> REQUIREMENTS
Return the listing below verbatim. Pictures do not belong in the copy.

(Stored entries)
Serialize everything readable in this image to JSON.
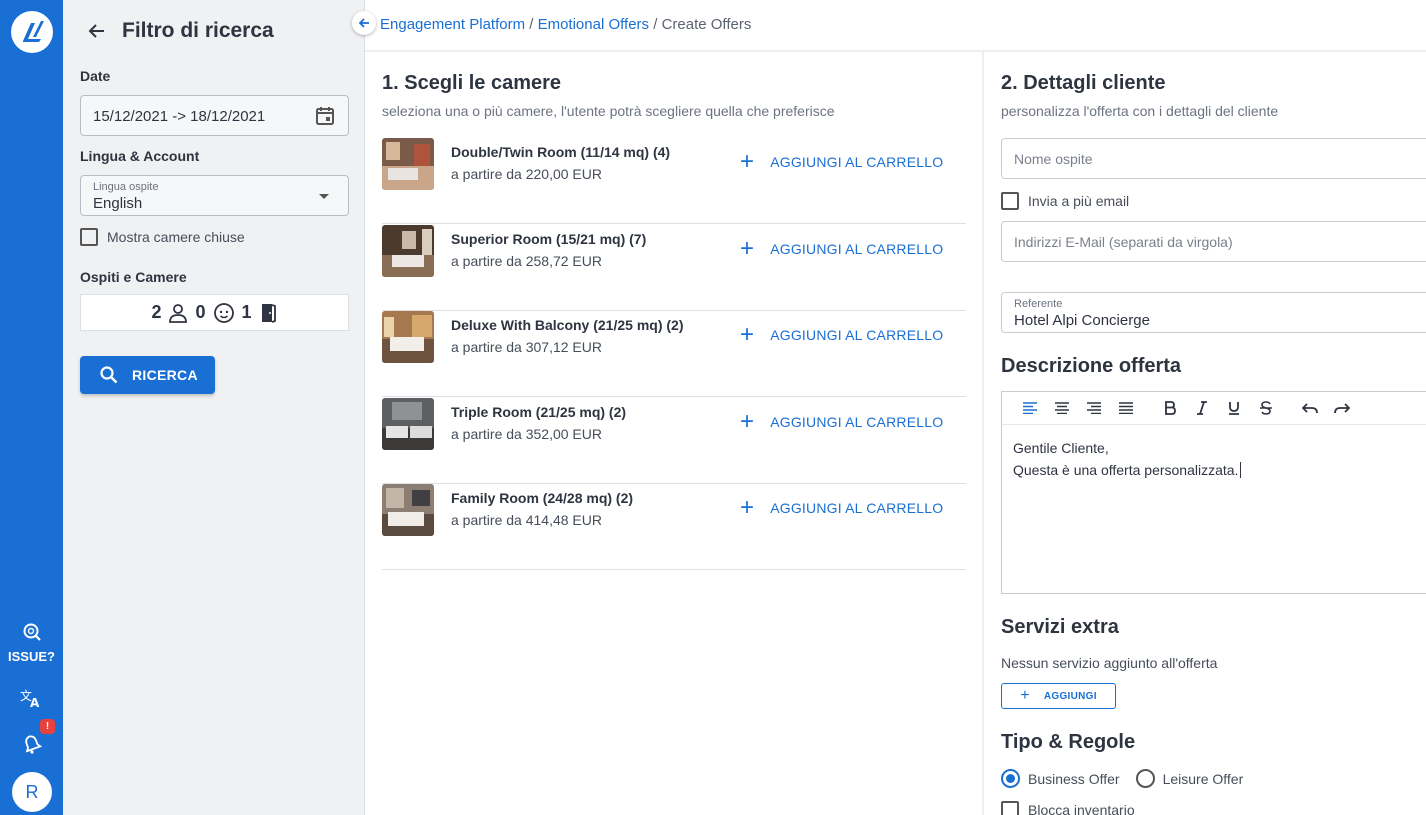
{
  "rail": {
    "issue_label": "ISSUE?",
    "notification_badge": "!",
    "avatar_initial": "R"
  },
  "filter": {
    "title": "Filtro di ricerca",
    "date_label": "Date",
    "date_value": "15/12/2021 -> 18/12/2021",
    "lang_section_label": "Lingua & Account",
    "lang_field_label": "Lingua ospite",
    "lang_value": "English",
    "show_closed_label": "Mostra camere chiuse",
    "guests_label": "Ospiti e Camere",
    "adults": "2",
    "children": "0",
    "rooms": "1",
    "search_label": "RICERCA"
  },
  "breadcrumb": {
    "item1": "Engagement Platform",
    "sep": " / ",
    "item2": "Emotional Offers",
    "item3": "Create Offers"
  },
  "rooms_section": {
    "title": "1. Scegli le camere",
    "subtitle": "seleziona una o più camere, l'utente potrà scegliere quella che preferisce",
    "add_label": "AGGIUNGI AL CARRELLO",
    "items": [
      {
        "name": "Double/Twin Room (11/14 mq) (4)",
        "price": "a partire da 220,00 EUR"
      },
      {
        "name": "Superior Room (15/21 mq) (7)",
        "price": "a partire da 258,72 EUR"
      },
      {
        "name": "Deluxe With Balcony (21/25 mq) (2)",
        "price": "a partire da 307,12 EUR"
      },
      {
        "name": "Triple Room (21/25 mq) (2)",
        "price": "a partire da 352,00 EUR"
      },
      {
        "name": "Family Room (24/28 mq) (2)",
        "price": "a partire da 414,48 EUR"
      }
    ]
  },
  "client_section": {
    "title": "2. Dettagli cliente",
    "subtitle": "personalizza l'offerta con i dettagli del cliente",
    "guest_name_placeholder": "Nome ospite",
    "multi_email_label": "Invia a più email",
    "emails_placeholder": "Indirizzi E-Mail (separati da virgola)",
    "referent_label": "Referente",
    "referent_value": "Hotel Alpi Concierge",
    "description_title": "Descrizione offerta",
    "description_line1": "Gentile Cliente,",
    "description_line2": "Questa è una offerta personalizzata.",
    "extras_title": "Servizi extra",
    "extras_empty": "Nessun servizio aggiunto all'offerta",
    "extras_add": "AGGIUNGI",
    "type_title": "Tipo & Regole",
    "business_label": "Business Offer",
    "leisure_label": "Leisure Offer",
    "block_inventory_label": "Blocca inventario"
  },
  "colors": {
    "primary": "#1a6fd4",
    "panel_bg": "#f0f1f3",
    "badge": "#e8413b"
  }
}
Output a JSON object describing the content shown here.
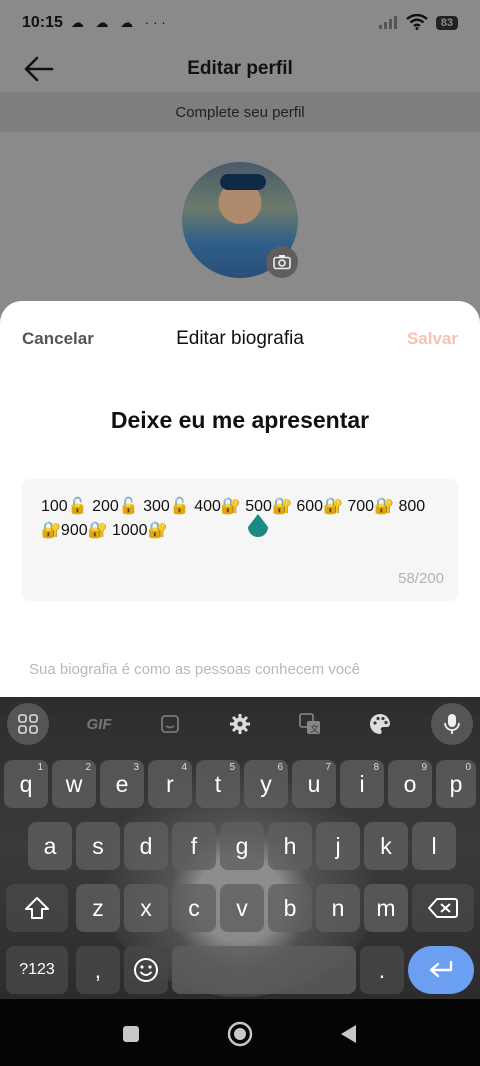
{
  "status_bar": {
    "time": "10:15",
    "notifications": "☁ ☁ ☁ ···",
    "battery": "83"
  },
  "top_bar": {
    "title": "Editar perfil"
  },
  "banner": {
    "text": "Complete seu perfil"
  },
  "sheet": {
    "cancel_label": "Cancelar",
    "title": "Editar biografia",
    "save_label": "Salvar",
    "heading": "Deixe eu me apresentar",
    "bio_value": "100🔓 200🔓 300🔓 400🔐 500🔐 600🔐 700🔐 800🔐900🔐 1000🔐",
    "counter": "58/200",
    "hint": "Sua biografia é como as pessoas conhecem você"
  },
  "keyboard": {
    "toolbar": {
      "gif_label": "GIF"
    },
    "row1": [
      {
        "k": "q",
        "n": "1"
      },
      {
        "k": "w",
        "n": "2"
      },
      {
        "k": "e",
        "n": "3"
      },
      {
        "k": "r",
        "n": "4"
      },
      {
        "k": "t",
        "n": "5"
      },
      {
        "k": "y",
        "n": "6"
      },
      {
        "k": "u",
        "n": "7"
      },
      {
        "k": "i",
        "n": "8"
      },
      {
        "k": "o",
        "n": "9"
      },
      {
        "k": "p",
        "n": "0"
      }
    ],
    "row2": [
      "a",
      "s",
      "d",
      "f",
      "g",
      "h",
      "j",
      "k",
      "l"
    ],
    "row3": [
      "z",
      "x",
      "c",
      "v",
      "b",
      "n",
      "m"
    ],
    "symbols_label": "?123",
    "comma_label": ",",
    "period_label": "."
  },
  "colors": {
    "accent_save": "#f7c2b4",
    "enter_key": "#6b9ff2"
  },
  "icons": {
    "back": "arrow-left-icon",
    "camera": "camera-icon",
    "menu": "grid-icon",
    "sticker": "sticker-icon",
    "settings": "gear-icon",
    "translate": "translate-icon",
    "theme": "palette-icon",
    "mic": "mic-icon",
    "shift": "shift-icon",
    "backspace": "backspace-icon",
    "emoji": "emoji-icon",
    "enter": "enter-icon"
  }
}
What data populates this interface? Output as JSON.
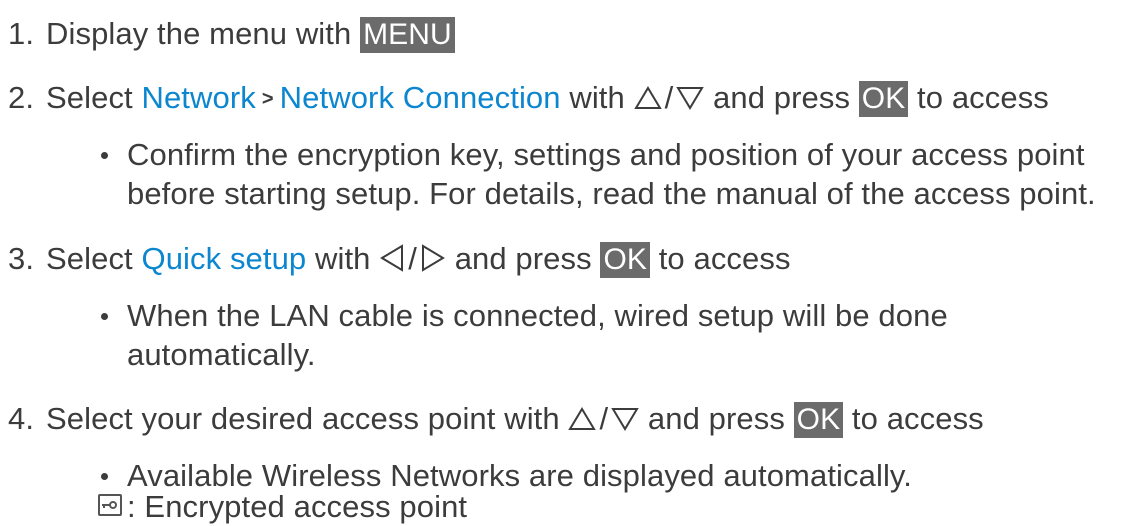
{
  "steps": [
    {
      "number": "1.",
      "text": "Display the menu with",
      "key": "MENU"
    },
    {
      "number": "2.",
      "pre": "Select",
      "link1": "Network",
      "link2": "Network Connection",
      "mid": "with",
      "slash": "/",
      "post": "and press",
      "key": "OK",
      "end": "to access"
    },
    {
      "number": "3.",
      "pre": "Select",
      "link": "Quick setup",
      "mid": "with",
      "slash": "/",
      "post": "and press",
      "key": "OK",
      "end": "to access"
    },
    {
      "number": "4.",
      "pre": "Select your desired access point with",
      "slash": "/",
      "post": "and press",
      "key": "OK",
      "end": "to access"
    }
  ],
  "notes": {
    "step2_line1": "Confirm the encryption key, settings and position of your access point",
    "step2_line2": "before starting setup. For details, read the manual of the access point.",
    "step3_line1": "When the LAN cable is connected, wired setup will be done",
    "step3_line2": "automatically.",
    "step4_line1": "Available Wireless Networks are displayed automatically."
  },
  "legend": {
    "icon": "encrypted-lock-icon",
    "text": ": Encrypted access point"
  },
  "colors": {
    "text": "#3c3c3c",
    "link": "#0b86cf",
    "key_bg": "#6b6b6b",
    "key_text": "#ffffff"
  }
}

> RESULT
Serialize everything readable in this image to JSON.
{
  "rail": {
    "issue_label": "ISSUE?",
    "notification_badge": "!",
    "avatar_initial": "R"
  },
  "filter": {
    "title": "Filtro di ricerca",
    "date_label": "Date",
    "date_value": "15/12/2021 -> 18/12/2021",
    "lang_section_label": "Lingua & Account",
    "lang_field_label": "Lingua ospite",
    "lang_value": "English",
    "show_closed_label": "Mostra camere chiuse",
    "guests_label": "Ospiti e Camere",
    "adults": "2",
    "children": "0",
    "rooms": "1",
    "search_label": "RICERCA"
  },
  "breadcrumb": {
    "item1": "Engagement Platform",
    "sep": " / ",
    "item2": "Emotional Offers",
    "item3": "Create Offers"
  },
  "rooms_section": {
    "title": "1. Scegli le camere",
    "subtitle": "seleziona una o più camere, l'utente potrà scegliere quella che preferisce",
    "add_label": "AGGIUNGI AL CARRELLO",
    "items": [
      {
        "name": "Double/Twin Room (11/14 mq) (4)",
        "price": "a partire da 220,00 EUR"
      },
      {
        "name": "Superior Room (15/21 mq) (7)",
        "price": "a partire da 258,72 EUR"
      },
      {
        "name": "Deluxe With Balcony (21/25 mq) (2)",
        "price": "a partire da 307,12 EUR"
      },
      {
        "name": "Triple Room (21/25 mq) (2)",
        "price": "a partire da 352,00 EUR"
      },
      {
        "name": "Family Room (24/28 mq) (2)",
        "price": "a partire da 414,48 EUR"
      }
    ]
  },
  "client_section": {
    "title": "2. Dettagli cliente",
    "subtitle": "personalizza l'offerta con i dettagli del cliente",
    "guest_name_placeholder": "Nome ospite",
    "multi_email_label": "Invia a più email",
    "emails_placeholder": "Indirizzi E-Mail (separati da virgola)",
    "referent_label": "Referente",
    "referent_value": "Hotel Alpi Concierge",
    "description_title": "Descrizione offerta",
    "description_line1": "Gentile Cliente,",
    "description_line2": "Questa è una offerta personalizzata.",
    "extras_title": "Servizi extra",
    "extras_empty": "Nessun servizio aggiunto all'offerta",
    "extras_add": "AGGIUNGI",
    "type_title": "Tipo & Regole",
    "business_label": "Business Offer",
    "leisure_label": "Leisure Offer",
    "block_inventory_label": "Blocca inventario"
  },
  "colors": {
    "primary": "#1a6fd4",
    "panel_bg": "#f0f1f3",
    "badge": "#e8413b"
  }
}
Output a JSON object describing the content shown here.
{
  "status_bar": {
    "time": "10:15",
    "notifications": "☁ ☁ ☁ ···",
    "battery": "83"
  },
  "top_bar": {
    "title": "Editar perfil"
  },
  "banner": {
    "text": "Complete seu perfil"
  },
  "sheet": {
    "cancel_label": "Cancelar",
    "title": "Editar biografia",
    "save_label": "Salvar",
    "heading": "Deixe eu me apresentar",
    "bio_value": "100🔓 200🔓 300🔓 400🔐 500🔐 600🔐 700🔐 800🔐900🔐 1000🔐",
    "counter": "58/200",
    "hint": "Sua biografia é como as pessoas conhecem você"
  },
  "keyboard": {
    "toolbar": {
      "gif_label": "GIF"
    },
    "row1": [
      {
        "k": "q",
        "n": "1"
      },
      {
        "k": "w",
        "n": "2"
      },
      {
        "k": "e",
        "n": "3"
      },
      {
        "k": "r",
        "n": "4"
      },
      {
        "k": "t",
        "n": "5"
      },
      {
        "k": "y",
        "n": "6"
      },
      {
        "k": "u",
        "n": "7"
      },
      {
        "k": "i",
        "n": "8"
      },
      {
        "k": "o",
        "n": "9"
      },
      {
        "k": "p",
        "n": "0"
      }
    ],
    "row2": [
      "a",
      "s",
      "d",
      "f",
      "g",
      "h",
      "j",
      "k",
      "l"
    ],
    "row3": [
      "z",
      "x",
      "c",
      "v",
      "b",
      "n",
      "m"
    ],
    "symbols_label": "?123",
    "comma_label": ",",
    "period_label": "."
  },
  "colors": {
    "accent_save": "#f7c2b4",
    "enter_key": "#6b9ff2"
  },
  "icons": {
    "back": "arrow-left-icon",
    "camera": "camera-icon",
    "menu": "grid-icon",
    "sticker": "sticker-icon",
    "settings": "gear-icon",
    "translate": "translate-icon",
    "theme": "palette-icon",
    "mic": "mic-icon",
    "shift": "shift-icon",
    "backspace": "backspace-icon",
    "emoji": "emoji-icon",
    "enter": "enter-icon"
  }
}
What data populates this interface? Output as JSON.
{
  "steps": [
    {
      "number": "1.",
      "text": "Display the menu with",
      "key": "MENU"
    },
    {
      "number": "2.",
      "pre": "Select",
      "link1": "Network",
      "link2": "Network Connection",
      "mid": "with",
      "slash": "/",
      "post": "and press",
      "key": "OK",
      "end": "to access"
    },
    {
      "number": "3.",
      "pre": "Select",
      "link": "Quick setup",
      "mid": "with",
      "slash": "/",
      "post": "and press",
      "key": "OK",
      "end": "to access"
    },
    {
      "number": "4.",
      "pre": "Select your desired access point with",
      "slash": "/",
      "post": "and press",
      "key": "OK",
      "end": "to access"
    }
  ],
  "notes": {
    "step2_line1": "Confirm the encryption key, settings and position of your access point",
    "step2_line2": "before starting setup. For details, read the manual of the access point.",
    "step3_line1": "When the LAN cable is connected, wired setup will be done",
    "step3_line2": "automatically.",
    "step4_line1": "Available Wireless Networks are displayed automatically."
  },
  "legend": {
    "icon": "encrypted-lock-icon",
    "text": ": Encrypted access point"
  },
  "colors": {
    "text": "#3c3c3c",
    "link": "#0b86cf",
    "key_bg": "#6b6b6b",
    "key_text": "#ffffff"
  }
}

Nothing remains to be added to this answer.